Opinion
No. 36599-5-II.
March 17, 2009.
Appeal from a judgment of the Superior Court for Pierce County, No. 99-3-02637-2, Lisa R. Worswick, J., entered June 22, 2007.
Affirmed in part, reversed in part, and remanded by unpublished opinion per Armstrong, J., concurred in by Houghton and Hunt, JJ.
UNPUBLISHED OPINION
Irl Davis appeals the trial court's denial of his motion to terminate his spousal maintenance and mortgage obligations on the basis of a substantial change in circumstances and contractual impossibility. He also asserts that the trial court erred by granting Susan Davis attorney fees. Because the maintenance and mortgage obligations are not modifiable, the trial court did not err in denying Irl's motion. We grant Susan attorney fees on appeal, but we reverse the trial court's attorney fee award because it did not explain the basis of the award.
We refer to the parties by their first names for the sake of convenience.
We remand for the trial court to reconsider the award.
FACTS
On May 16, 2001, Susan and Irl Davis dissolved their 23-year marriage. At the time of dissolution, the couple owned 80 percent of A/D Electronics, a company Irl founded and for which he was the chief executive officer. They also owned a home. The majority of the couple's debt was tied to A/D Electronics, which the parties valued at $2 million.
During the dissolution, the parties negotiated a separation agreement while represented by counsel. Irl's attorney prepared the final decree, which incorporated the agreement terms. The agreement awarded Irl 65 percent of their interest in A/D Electronics; Susan retained 15 percent. The agreement awarded the family home to Susan and required Irl to pay the property tax, insurance, and mortgage. These payments would cease if Susan sold the home or died. The parties further agreed that Irl would pay Susan $3,000 in maintenance per month for 10 years. The maintenance obligation expressly states that it "shall not be modified or modifiable," continuing after Irl's death or Susan's remarriage. Clerk's Papers (CP) at 16. Irl's total payment due to Susan each month is about $7,500. Irl's A/D Electronics stock secured both obligations so that his payment could be made through the stock pledge in the event that he died and his life insurance policy would not cover his obligations to Susan. Susan was to retain the stock and "not less than annually" release a pro rata share to Irl as his payments reduced his obligations. CP at 16. Irl paid the amount due for almost six years.

────────────────

» Challenge 1
Decide whether each statement agrees with the court opinion, answering yes or no and quoting the words that settle it.
(a) Susan and Irl Davis had been married 23 years when they dissolved their marriage.
(b) Susan's attorney prepared the final decree.
(c) The maintenance obligation ends if Susan remarries.
» Challenge 2
Using the court opinion, answer these questions:
(a) Which county's superior court entered the judgment under appeal?
(b) What percentage of the interest in A/D Electronics did Susan retain?
(c) How much maintenance did Irl agree to pay Susan each month, and for how many years?
» Challenge 3
Continue the court opinion from its last sentence.
The items that follow come from a separate source, not from the court opinion.

» Element and region data

────────────────

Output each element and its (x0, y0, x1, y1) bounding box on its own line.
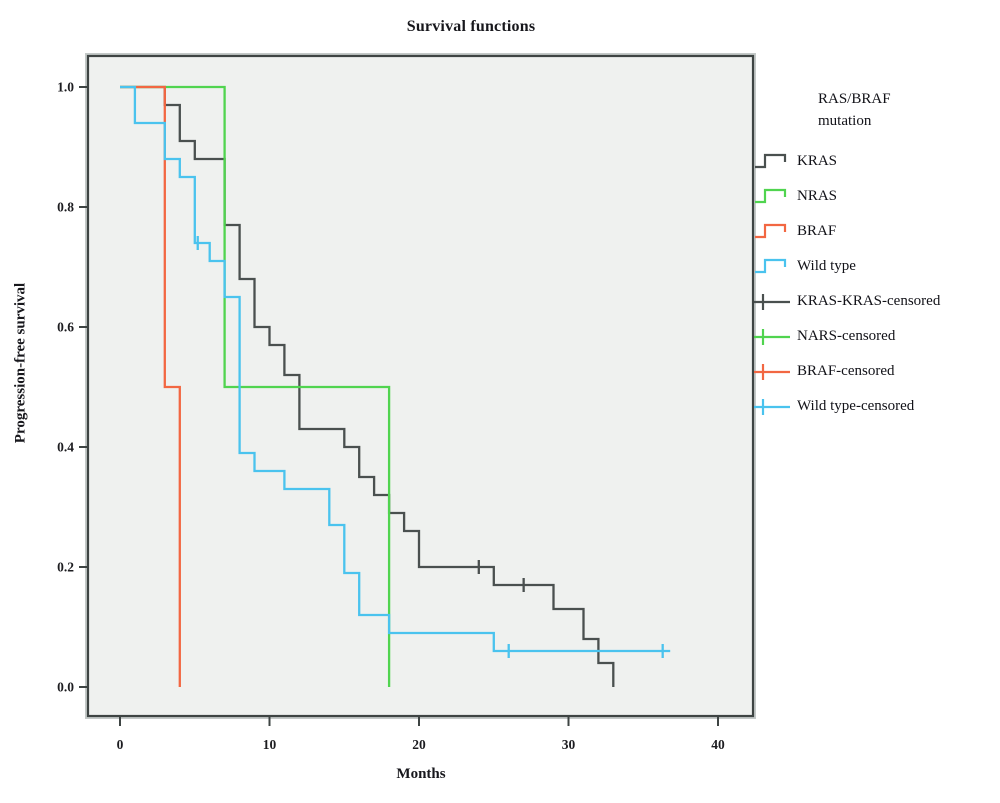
legend-item-nras: NRAS (754, 179, 998, 214)
legend-label: KRAS-KRAS-censored (797, 293, 941, 309)
x-tick-label: 20 (412, 737, 426, 752)
y-tick-label: 0.0 (57, 680, 74, 695)
legend-label: NARS-censored (797, 328, 896, 344)
legend: RAS/BRAF mutation KRAS NRAS BRAF Wild type K… (752, 0, 998, 803)
legend-step-line-icon (755, 188, 787, 203)
y-tick-label: 0.2 (57, 560, 74, 575)
y-tick-label: 1.0 (57, 80, 74, 95)
series-line-wild-type (120, 85, 671, 653)
chart-title: Survival functions (406, 18, 536, 35)
legend-label: Wild type-censored (797, 398, 915, 414)
legend-step-line-icon (755, 258, 787, 273)
legend-item-wild-type: Wild type (754, 249, 998, 284)
series-line-kras (120, 85, 615, 687)
legend-label: Wild type (797, 258, 856, 274)
series-line-nras (120, 85, 391, 687)
legend-label: BRAF-censored (797, 363, 895, 379)
x-tick-label: 30 (562, 737, 576, 752)
legend-label: BRAF (797, 223, 837, 239)
legend-label: KRAS (797, 153, 838, 169)
legend-item-wild-type-censored: Wild type-censored (754, 389, 998, 424)
legend-censor-plus-icon (754, 328, 790, 345)
legend-step-line-icon (755, 223, 787, 238)
legend-censor-plus-icon (754, 293, 790, 310)
plot-frame-bevel (85, 53, 756, 719)
plot-frame (86, 54, 755, 718)
x-tick-label: 0 (117, 737, 124, 752)
series-line-braf (120, 85, 181, 687)
legend-censor-plus-icon (754, 363, 790, 380)
legend-item-braf: BRAF (754, 214, 998, 249)
x-tick-label: 10 (263, 737, 277, 752)
legend-item-nars-censored: NARS-censored (754, 319, 998, 354)
x-axis-label: Months (396, 766, 446, 782)
legend-step-line-icon (755, 153, 787, 168)
legend-title: RAS/BRAF mutation (818, 91, 891, 129)
legend-label: NRAS (797, 188, 838, 204)
legend-censor-plus-icon (754, 398, 790, 415)
y-tick-label: 0.8 (57, 200, 74, 215)
legend-items: KRAS NRAS BRAF Wild type KRAS-KRAS-censored N… (754, 144, 998, 424)
legend-item-kras: KRAS (754, 144, 998, 179)
legend-item-braf-censored: BRAF-censored (754, 354, 998, 389)
y-tick-label: 0.4 (57, 440, 74, 455)
x-tick-label: 40 (711, 737, 725, 752)
y-tick-label: 0.6 (57, 320, 74, 335)
legend-item-kras-kras-censored: KRAS-KRAS-censored (754, 284, 998, 319)
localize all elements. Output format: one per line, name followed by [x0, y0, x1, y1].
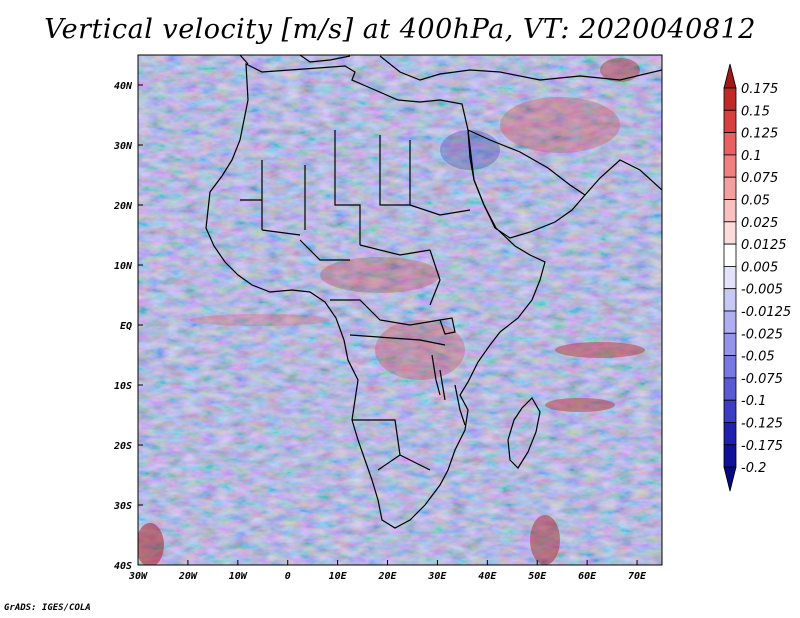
grads-credit: GrADS: IGES/COLA: [4, 603, 91, 613]
lon-tick-label: 20W: [178, 571, 198, 582]
colorbar-swatch: [723, 444, 737, 468]
lon-tick-label: 20E: [377, 571, 397, 582]
lat-tick-label: 10N: [114, 261, 133, 272]
colorbar-label: 0.1: [741, 149, 762, 164]
colorbar-label: 0.15: [741, 104, 770, 119]
colorbar-label: -0.025: [741, 327, 783, 342]
lat-tick-label: 40S: [114, 561, 132, 572]
colorbar-swatch: [723, 154, 737, 178]
colorbar-swatch: [723, 132, 737, 156]
colorbar-label: 0.0125: [741, 238, 787, 253]
colorbar-swatch: [723, 243, 737, 267]
colorbar-swatch: [723, 265, 737, 290]
lon-tick-label: 60E: [578, 571, 597, 582]
lon-tick-label: 10W: [229, 571, 248, 582]
colorbar-label: 0.025: [741, 216, 778, 231]
latitude-axis: 40N 30N 20N 10N EQ 10S 20S 30S 40S: [113, 81, 143, 572]
colorbar-top-arrow: [723, 63, 737, 89]
lat-tick-label: 30N: [113, 141, 133, 152]
colorbar-bottom-arrow: [723, 466, 737, 492]
colorbar-swatch: [723, 422, 737, 446]
colorbar-label: 0.075: [741, 171, 778, 186]
lon-tick-label: 40E: [478, 571, 497, 582]
map-frame: [137, 54, 663, 566]
colorbar-label: 0.175: [741, 82, 778, 97]
lat-tick-label: 40N: [114, 81, 133, 92]
lon-tick-label: 50E: [528, 571, 547, 582]
colorbar-label: -0.075: [741, 372, 783, 387]
colorbar: 0.175 0.15 0.125 0.1 0.075 0.05 0.025 0.0125 0.0…: [723, 63, 791, 492]
longitude-axis: 30W 20W 10W 0 10E 20E 30E 40E 50E 60E 70E: [128, 560, 647, 582]
colorbar-label: 0.125: [741, 127, 778, 142]
lat-tick-label: 30S: [113, 501, 132, 512]
lon-tick-label: 30E: [427, 571, 447, 582]
colorbar-label: 0.005: [741, 260, 778, 275]
colorbar-label: -0.175: [741, 439, 783, 454]
coastlines: [205, 55, 662, 529]
colorbar-swatch: [723, 288, 737, 312]
map-title: Vertical velocity [m/s] at 400hPa, VT: 2…: [44, 14, 756, 45]
colorbar-label: -0.005: [741, 283, 783, 298]
velocity-field: [138, 55, 662, 565]
colorbar-swatch: [723, 176, 737, 200]
lat-tick-label: EQ: [120, 321, 132, 332]
lon-tick-label: 70E: [628, 571, 647, 582]
colorbar-label: -0.0125: [741, 305, 791, 320]
colorbar-label: -0.2: [741, 461, 766, 476]
colorbar-swatch: [723, 109, 737, 134]
lat-tick-label: 10S: [114, 381, 132, 392]
colorbar-swatch: [723, 399, 737, 423]
lat-tick-label: 20S: [113, 441, 132, 452]
colorbar-swatch: [723, 310, 737, 334]
colorbar-swatch: [723, 332, 737, 356]
lon-tick-label: 10E: [329, 571, 348, 582]
colorbar-label: -0.125: [741, 417, 783, 432]
lat-tick-label: 20N: [113, 201, 133, 212]
lon-tick-label: 30W: [128, 571, 148, 582]
colorbar-swatch: [723, 221, 737, 245]
colorbar-swatch: [723, 377, 737, 401]
colorbar-label: -0.1: [741, 394, 766, 409]
colorbar-swatch: [723, 199, 737, 223]
lon-tick-label: 0: [285, 571, 291, 582]
colorbar-label: 0.05: [741, 194, 770, 209]
colorbar-label: -0.05: [741, 350, 775, 365]
colorbar-swatch: [723, 87, 737, 111]
colorbar-swatch: [723, 355, 737, 379]
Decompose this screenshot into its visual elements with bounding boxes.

────────────────

» Task result 1
(a) Yes: "Susan and Irl Davis dissolved their 23-year marriage."
(b) No: "Irl's attorney prepared the final decree."
(c) No: "continuing after Irl's death or Susan's remarriage."

» Task result 2
(a) Pierce County.
(b) 15 percent.
(c) $3,000 per month for 10 years.

» Task result 3
In February 2007, Irl moved to terminate his maintenance and mortgage obligations. He asserted that A/D Electronics was facing bankruptcy because it could not secure the credit it needed to function. He maintained that he could not pay his obligations to Susan because 95 percent of his income was from A/D Electronics, which was unable to do business without the credit. He stated that in 2005, the company lost $396,251 and that its sales dropped by $1 million. Irl provided an account of the 2000 profit and losses and an April 2007 letter noting a balance of $330,000 owed to Key Bank. He submitted a declaration from A/D Electronics' financial manager confirming that as of January 1, 2007, Irl received no compensation from the company. Susan responded that from 2003 through 2005, Irl earned an average of $340,000 per year and that A/D Electronics was actually taking in significant gross receipts. The record does not include Irl's personal tax records.
A Pierce County commissioner denied Irl's motion to terminate his maintenance and mortgage obligations and awarded Susan attorney fees. The commissioner stated, "[H]ow could it be modified?" and "[T]he legal issues are such that . . . my hands are tied." Report of Proceedings (RP) (Mar. 21, 2007) at 3, 10. Irl moved for reconsideration. The superior court denied Irl's motion and awarded Susan another $1,500 in attorney fees.
ANALYSIS I. Motion to Terminate Maintenance and Mortgage Obligations
Our standard of review for a trial court's ruling on a motion to modify a dissolution decree depends on the basis of the ruling. See In re Marriage of Hulscher, 143 Wn. App. 708, 713-14, 180 P.3d 199 (2008). If the ruling is based on the evidence presented, we ask whether substantial evidence supports the trial court's findings. Hulscher, 143 Wn. App. at 713-14. If the ruling is based on a question of law, we review the trial court's legal conclusions de novo. State v. Womac, 160 Wn.2d 643, 649, 160 P.3d 40 (2007) (citing State v. Johnson, 128 Wn.2d 431, 909 P.2d 293 (1996)).
Generally, agreements as to maintenance obligations and property divisions are binding on the parties and not modifiable unless the court finds that the "separation contract was unfair at the time of its execution." RCW 26.09.070(3). Here, both parties were represented by counsel at the time they entered the agreement and neither party argues that the contract was unfair at the time it was made. Thus, the agreement is enforceable. RCW 26.09.070(6).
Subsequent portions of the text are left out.